Below are some records; give them all again exactly, but not the pictures.

** start of Dataset **

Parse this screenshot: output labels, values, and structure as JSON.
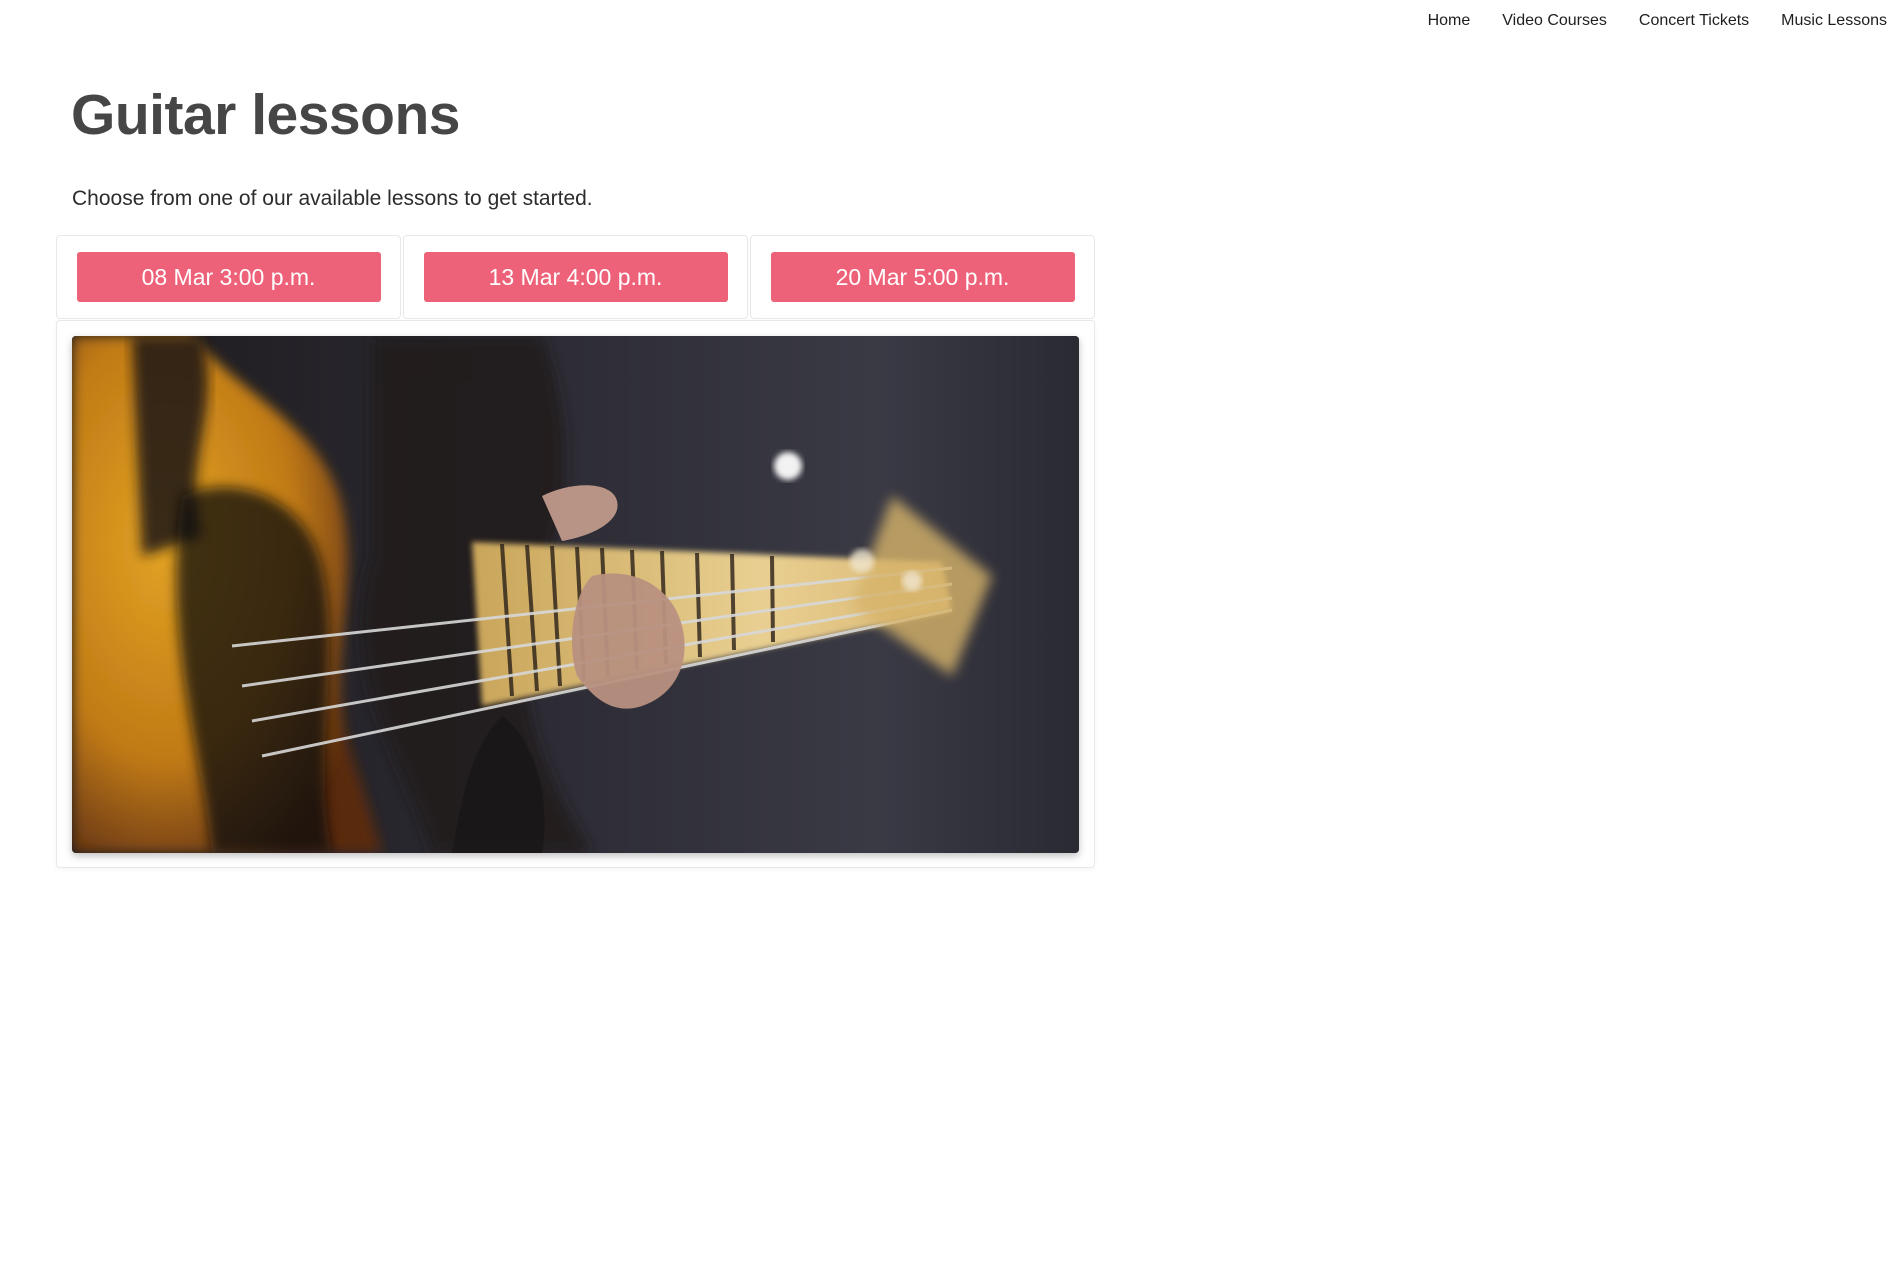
{
  "nav": {
    "items": [
      {
        "label": "Home"
      },
      {
        "label": "Video Courses"
      },
      {
        "label": "Concert Tickets"
      },
      {
        "label": "Music Lessons"
      }
    ]
  },
  "header": {
    "title": "Guitar lessons",
    "intro": "Choose from one of our available lessons to get started."
  },
  "lessons": [
    {
      "label": "08 Mar 3:00 p.m."
    },
    {
      "label": "13 Mar 4:00 p.m."
    },
    {
      "label": "20 Mar 5:00 p.m."
    }
  ],
  "colors": {
    "button": "#ee6279",
    "title": "#464646"
  },
  "image": {
    "subject": "close-up photo of a hand playing a bass guitar fretboard"
  }
}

** end of Dataset **

■ **Answer to the problem**:
Parse this screenshot: output labels, values, and structure as JSON.
{
  "nav": {
    "items": [
      {
        "label": "Home"
      },
      {
        "label": "Video Courses"
      },
      {
        "label": "Concert Tickets"
      },
      {
        "label": "Music Lessons"
      }
    ]
  },
  "header": {
    "title": "Guitar lessons",
    "intro": "Choose from one of our available lessons to get started."
  },
  "lessons": [
    {
      "label": "08 Mar 3:00 p.m."
    },
    {
      "label": "13 Mar 4:00 p.m."
    },
    {
      "label": "20 Mar 5:00 p.m."
    }
  ],
  "colors": {
    "button": "#ee6279",
    "title": "#464646"
  },
  "image": {
    "subject": "close-up photo of a hand playing a bass guitar fretboard"
  }
}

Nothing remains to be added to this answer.